begin

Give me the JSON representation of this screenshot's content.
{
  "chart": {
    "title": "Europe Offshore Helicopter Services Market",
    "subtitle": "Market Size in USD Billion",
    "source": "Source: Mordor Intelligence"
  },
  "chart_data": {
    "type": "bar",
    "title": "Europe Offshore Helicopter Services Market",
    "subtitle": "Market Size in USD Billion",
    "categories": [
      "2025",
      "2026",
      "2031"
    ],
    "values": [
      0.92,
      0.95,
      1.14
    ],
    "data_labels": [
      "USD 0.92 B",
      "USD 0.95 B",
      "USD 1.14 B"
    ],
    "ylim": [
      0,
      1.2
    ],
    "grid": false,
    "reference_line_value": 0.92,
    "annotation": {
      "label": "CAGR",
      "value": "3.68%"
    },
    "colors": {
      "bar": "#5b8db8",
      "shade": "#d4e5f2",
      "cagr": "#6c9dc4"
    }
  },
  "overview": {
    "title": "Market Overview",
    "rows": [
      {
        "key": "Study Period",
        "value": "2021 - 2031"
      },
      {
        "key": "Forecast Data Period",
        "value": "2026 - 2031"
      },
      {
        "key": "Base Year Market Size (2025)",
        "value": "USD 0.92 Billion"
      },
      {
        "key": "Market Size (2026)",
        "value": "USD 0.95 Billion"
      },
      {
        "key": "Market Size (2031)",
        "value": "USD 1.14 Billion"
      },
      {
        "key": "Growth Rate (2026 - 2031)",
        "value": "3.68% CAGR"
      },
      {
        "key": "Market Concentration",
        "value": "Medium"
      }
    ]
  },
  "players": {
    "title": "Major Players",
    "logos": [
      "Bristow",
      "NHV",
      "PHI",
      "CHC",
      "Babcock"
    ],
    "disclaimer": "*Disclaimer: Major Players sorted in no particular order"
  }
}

end

# TASK DIRECTIONS
Copy every record exactly as presented.

# EXPECTED ANSWER
Give me the JSON representation of this screenshot's content.
{
  "chart": {
    "title": "Europe Offshore Helicopter Services Market",
    "subtitle": "Market Size in USD Billion",
    "source": "Source: Mordor Intelligence"
  },
  "chart_data": {
    "type": "bar",
    "title": "Europe Offshore Helicopter Services Market",
    "subtitle": "Market Size in USD Billion",
    "categories": [
      "2025",
      "2026",
      "2031"
    ],
    "values": [
      0.92,
      0.95,
      1.14
    ],
    "data_labels": [
      "USD 0.92 B",
      "USD 0.95 B",
      "USD 1.14 B"
    ],
    "ylim": [
      0,
      1.2
    ],
    "grid": false,
    "reference_line_value": 0.92,
    "annotation": {
      "label": "CAGR",
      "value": "3.68%"
    },
    "colors": {
      "bar": "#5b8db8",
      "shade": "#d4e5f2",
      "cagr": "#6c9dc4"
    }
  },
  "overview": {
    "title": "Market Overview",
    "rows": [
      {
        "key": "Study Period",
        "value": "2021 - 2031"
      },
      {
        "key": "Forecast Data Period",
        "value": "2026 - 2031"
      },
      {
        "key": "Base Year Market Size (2025)",
        "value": "USD 0.92 Billion"
      },
      {
        "key": "Market Size (2026)",
        "value": "USD 0.95 Billion"
      },
      {
        "key": "Market Size (2031)",
        "value": "USD 1.14 Billion"
      },
      {
        "key": "Growth Rate (2026 - 2031)",
        "value": "3.68% CAGR"
      },
      {
        "key": "Market Concentration",
        "value": "Medium"
      }
    ]
  },
  "players": {
    "title": "Major Players",
    "logos": [
      "Bristow",
      "NHV",
      "PHI",
      "CHC",
      "Babcock"
    ],
    "disclaimer": "*Disclaimer: Major Players sorted in no particular order"
  }
}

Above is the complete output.